── PROVIDED RECORDS ──

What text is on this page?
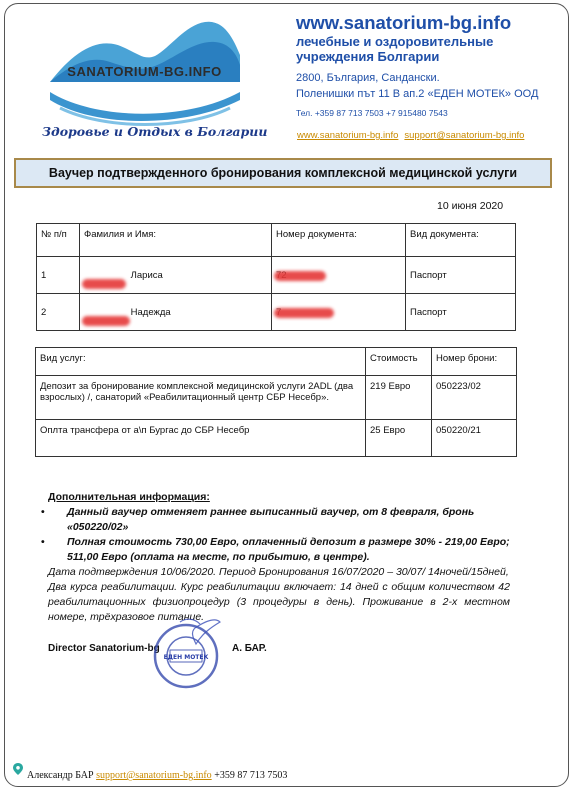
SANATORIUM-BG.INFO
Здоровье и Отдых в Болгарии
www.sanatorium-bg.info
лечебные и оздоровительные учреждения Болгарии
2800, България, Сандански.
Поленишки път 11 В ап.2 «ЕДЕН МОТЕК» ООД
Тел. +359 87 713 7503 +7 915480 7543
www.sanatorium-bg.info support@sanatorium-bg.info
Ваучер подтвержденного бронирования комплексной медицинской услуги
10 июня 2020
№ п/п	Фамилия и Имя:	Номер документа:	Вид документа:
1	Лариса		Паспорт
2	Надежда		Паспорт
Вид услуг:	Стоимость	Номер брони:
Депозит за бронирование комплексной медицинской услуги 2ADL (два взрослых) /, санаторий «Реабилитационный центр СБР Несебр».	219 Евро	050223/02
Оплта трансфера от а\п Бургас до СБР Несебр	25 Евро	050220/21
Дополнительная информация:
• Данный ваучер отменяет раннее выписанный ваучер, от 8 февраля, бронь «050220/02»
• Полная стоимость 730,00 Евро, оплаченный депозит в размере 30% - 219,00 Евро; 511,00 Евро (оплата на месте, по прибытию, в центре).
Дата подтверждения 10/06/2020. Период Бронирования 16/07/2020 – 30/07/ 14ночей/15дней,
Два курса реабилитации. Курс реабилитации включает: 14 дней с общим количеством 42 реабилитационных физиопроцедур (3 процедуры в день). Проживание в 2-х местном номере, трёхразовое питание.
Director Sanatorium-bg
ЕДЕН МОТЕК
А. БАР.
Александр БАР support@sanatorium-bg.info +359 87 713 7503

───

_DIRECTIONS_
The required answer is a single number: the count of lines in the entries that hold the string "медицинской".

_THE ANSWER_
2